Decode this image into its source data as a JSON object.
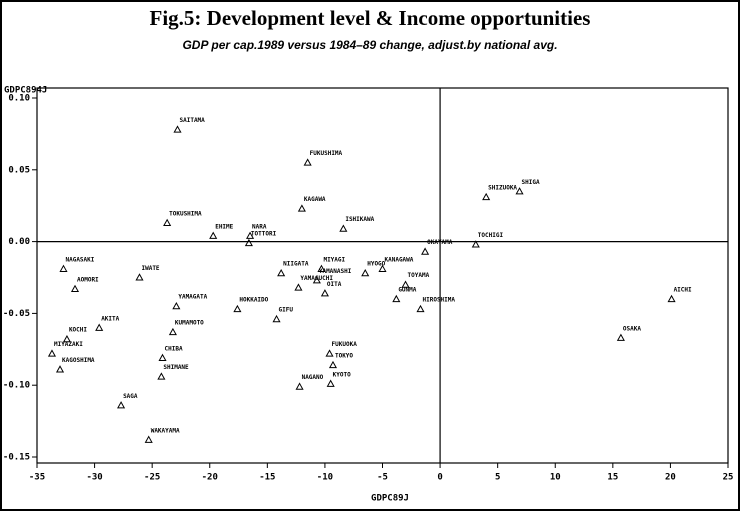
{
  "chart_data": {
    "type": "scatter",
    "title": "Fig.5: Development level & Income opportunities",
    "subtitle": "GDP per cap.1989 versus 1984–89 change, adjust.by national avg.",
    "x_label": "GDPC89J",
    "y_label": "GDPC894J",
    "xlim": [
      -35,
      25
    ],
    "xticks": [
      -35,
      -30,
      -25,
      -20,
      -15,
      -10,
      -5,
      0,
      5,
      10,
      15,
      20,
      25
    ],
    "ylim": [
      -0.15,
      0.1
    ],
    "yticks": [
      -0.15,
      {
        "value": -0.1,
        "label": "-0.10"
      },
      -0.05,
      {
        "value": 0,
        "label": "0.00"
      },
      0.05,
      {
        "value": 0.1,
        "label": "0.10"
      }
    ],
    "color": "#000000",
    "labels": [
      "SAITAMA",
      "FUKUSHIMA",
      "KAGAWA",
      "ISHIKAWA",
      "TOKUSHIMA",
      "SHIZUOKA",
      "SHIGA",
      "EHIME",
      "NARA",
      "TOTTORI",
      "TOCHIGI",
      "OKAYAMA",
      "NAGASAKI",
      "IWATE",
      "AOMORI",
      "NIIGATA",
      "MIYAGI",
      "YAMANASHI",
      "YAMAGUCHI",
      "OITA",
      "HYOGO",
      "KANAGAWA",
      "TOYAMA",
      "GUNMA",
      "HIROSHIMA",
      "YAMAGATA",
      "KOCHI",
      "AKITA",
      "HOKKAIDO",
      "GIFU",
      "KUMAMOTO",
      "MIYAZAKI",
      "KAGOSHIMA",
      "CHIBA",
      "SHIMANE",
      "FUKUOKA",
      "TOKYO",
      "KYOTO",
      "NAGANO",
      "SAGA",
      "WAKAYAMA",
      "OSAKA",
      "AICHI"
    ],
    "x": [
      -22.8,
      -11.5,
      -12.0,
      -8.4,
      -23.7,
      4.0,
      6.9,
      -19.7,
      -16.5,
      -16.6,
      3.1,
      -1.3,
      -32.7,
      -26.1,
      -31.7,
      -13.8,
      -10.3,
      -10.7,
      -12.3,
      -10.0,
      -6.5,
      -5.0,
      -3.0,
      -3.8,
      -1.7,
      -22.9,
      -32.4,
      -29.6,
      -17.6,
      -14.2,
      -23.2,
      -33.7,
      -33.0,
      -24.1,
      -24.2,
      -9.6,
      -9.3,
      -9.5,
      -12.2,
      -27.7,
      -25.3,
      15.7,
      20.1
    ],
    "values": [
      0.078,
      0.055,
      0.023,
      0.009,
      0.013,
      0.031,
      0.035,
      0.004,
      0.004,
      -0.001,
      -0.002,
      -0.007,
      -0.019,
      -0.025,
      -0.033,
      -0.022,
      -0.019,
      -0.027,
      -0.032,
      -0.036,
      -0.022,
      -0.019,
      -0.03,
      -0.04,
      -0.047,
      -0.045,
      -0.068,
      -0.06,
      -0.047,
      -0.054,
      -0.063,
      -0.078,
      -0.089,
      -0.081,
      -0.094,
      -0.078,
      -0.086,
      -0.099,
      -0.101,
      -0.114,
      -0.138,
      -0.067,
      -0.04
    ]
  }
}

# [TASK DIRECTIONS]
Reproduce all entries exactly. Pictures do not belong in the copy.

# [RESPONSE TO THE EXERCISE]
Decode this image into its source data as a JSON object.
{
  "chart_data": {
    "type": "scatter",
    "title": "Fig.5: Development level & Income opportunities",
    "subtitle": "GDP per cap.1989 versus 1984–89 change, adjust.by national avg.",
    "x_label": "GDPC89J",
    "y_label": "GDPC894J",
    "xlim": [
      -35,
      25
    ],
    "xticks": [
      -35,
      -30,
      -25,
      -20,
      -15,
      -10,
      -5,
      0,
      5,
      10,
      15,
      20,
      25
    ],
    "ylim": [
      -0.15,
      0.1
    ],
    "yticks": [
      -0.15,
      {
        "value": -0.1,
        "label": "-0.10"
      },
      -0.05,
      {
        "value": 0,
        "label": "0.00"
      },
      0.05,
      {
        "value": 0.1,
        "label": "0.10"
      }
    ],
    "color": "#000000",
    "labels": [
      "SAITAMA",
      "FUKUSHIMA",
      "KAGAWA",
      "ISHIKAWA",
      "TOKUSHIMA",
      "SHIZUOKA",
      "SHIGA",
      "EHIME",
      "NARA",
      "TOTTORI",
      "TOCHIGI",
      "OKAYAMA",
      "NAGASAKI",
      "IWATE",
      "AOMORI",
      "NIIGATA",
      "MIYAGI",
      "YAMANASHI",
      "YAMAGUCHI",
      "OITA",
      "HYOGO",
      "KANAGAWA",
      "TOYAMA",
      "GUNMA",
      "HIROSHIMA",
      "YAMAGATA",
      "KOCHI",
      "AKITA",
      "HOKKAIDO",
      "GIFU",
      "KUMAMOTO",
      "MIYAZAKI",
      "KAGOSHIMA",
      "CHIBA",
      "SHIMANE",
      "FUKUOKA",
      "TOKYO",
      "KYOTO",
      "NAGANO",
      "SAGA",
      "WAKAYAMA",
      "OSAKA",
      "AICHI"
    ],
    "x": [
      -22.8,
      -11.5,
      -12.0,
      -8.4,
      -23.7,
      4.0,
      6.9,
      -19.7,
      -16.5,
      -16.6,
      3.1,
      -1.3,
      -32.7,
      -26.1,
      -31.7,
      -13.8,
      -10.3,
      -10.7,
      -12.3,
      -10.0,
      -6.5,
      -5.0,
      -3.0,
      -3.8,
      -1.7,
      -22.9,
      -32.4,
      -29.6,
      -17.6,
      -14.2,
      -23.2,
      -33.7,
      -33.0,
      -24.1,
      -24.2,
      -9.6,
      -9.3,
      -9.5,
      -12.2,
      -27.7,
      -25.3,
      15.7,
      20.1
    ],
    "values": [
      0.078,
      0.055,
      0.023,
      0.009,
      0.013,
      0.031,
      0.035,
      0.004,
      0.004,
      -0.001,
      -0.002,
      -0.007,
      -0.019,
      -0.025,
      -0.033,
      -0.022,
      -0.019,
      -0.027,
      -0.032,
      -0.036,
      -0.022,
      -0.019,
      -0.03,
      -0.04,
      -0.047,
      -0.045,
      -0.068,
      -0.06,
      -0.047,
      -0.054,
      -0.063,
      -0.078,
      -0.089,
      -0.081,
      -0.094,
      -0.078,
      -0.086,
      -0.099,
      -0.101,
      -0.114,
      -0.138,
      -0.067,
      -0.04
    ]
  }
}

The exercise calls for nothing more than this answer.